▶ _What is required_
Copy all the entries word for word, but omit the pictures.

▶ _Exercise input_
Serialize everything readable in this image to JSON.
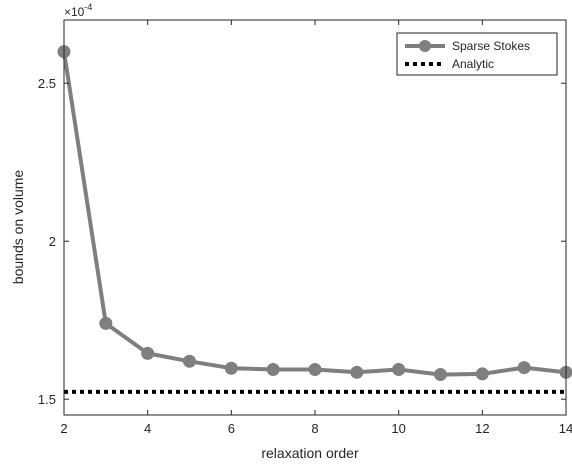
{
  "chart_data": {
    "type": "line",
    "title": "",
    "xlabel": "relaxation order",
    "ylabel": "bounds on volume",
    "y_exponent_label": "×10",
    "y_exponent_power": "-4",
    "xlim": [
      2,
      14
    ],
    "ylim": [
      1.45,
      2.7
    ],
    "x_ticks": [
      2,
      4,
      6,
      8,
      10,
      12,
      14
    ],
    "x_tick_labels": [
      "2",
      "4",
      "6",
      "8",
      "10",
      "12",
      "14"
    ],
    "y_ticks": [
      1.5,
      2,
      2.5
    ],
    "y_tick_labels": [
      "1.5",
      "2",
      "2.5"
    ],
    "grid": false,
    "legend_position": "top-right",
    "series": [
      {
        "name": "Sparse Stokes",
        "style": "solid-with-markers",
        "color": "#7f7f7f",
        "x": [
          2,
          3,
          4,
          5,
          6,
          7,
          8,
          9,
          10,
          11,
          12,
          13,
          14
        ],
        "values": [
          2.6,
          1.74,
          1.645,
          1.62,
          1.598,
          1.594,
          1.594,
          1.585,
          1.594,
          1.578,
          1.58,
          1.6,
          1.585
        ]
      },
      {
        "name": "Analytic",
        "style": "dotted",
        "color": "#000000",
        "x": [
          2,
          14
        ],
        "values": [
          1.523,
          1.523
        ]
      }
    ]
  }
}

▶ _Solution to this problem_
Serialize everything readable in this image to JSON.
{
  "chart_data": {
    "type": "line",
    "title": "",
    "xlabel": "relaxation order",
    "ylabel": "bounds on volume",
    "y_exponent_label": "×10",
    "y_exponent_power": "-4",
    "xlim": [
      2,
      14
    ],
    "ylim": [
      1.45,
      2.7
    ],
    "x_ticks": [
      2,
      4,
      6,
      8,
      10,
      12,
      14
    ],
    "x_tick_labels": [
      "2",
      "4",
      "6",
      "8",
      "10",
      "12",
      "14"
    ],
    "y_ticks": [
      1.5,
      2,
      2.5
    ],
    "y_tick_labels": [
      "1.5",
      "2",
      "2.5"
    ],
    "grid": false,
    "legend_position": "top-right",
    "series": [
      {
        "name": "Sparse Stokes",
        "style": "solid-with-markers",
        "color": "#7f7f7f",
        "x": [
          2,
          3,
          4,
          5,
          6,
          7,
          8,
          9,
          10,
          11,
          12,
          13,
          14
        ],
        "values": [
          2.6,
          1.74,
          1.645,
          1.62,
          1.598,
          1.594,
          1.594,
          1.585,
          1.594,
          1.578,
          1.58,
          1.6,
          1.585
        ]
      },
      {
        "name": "Analytic",
        "style": "dotted",
        "color": "#000000",
        "x": [
          2,
          14
        ],
        "values": [
          1.523,
          1.523
        ]
      }
    ]
  }
}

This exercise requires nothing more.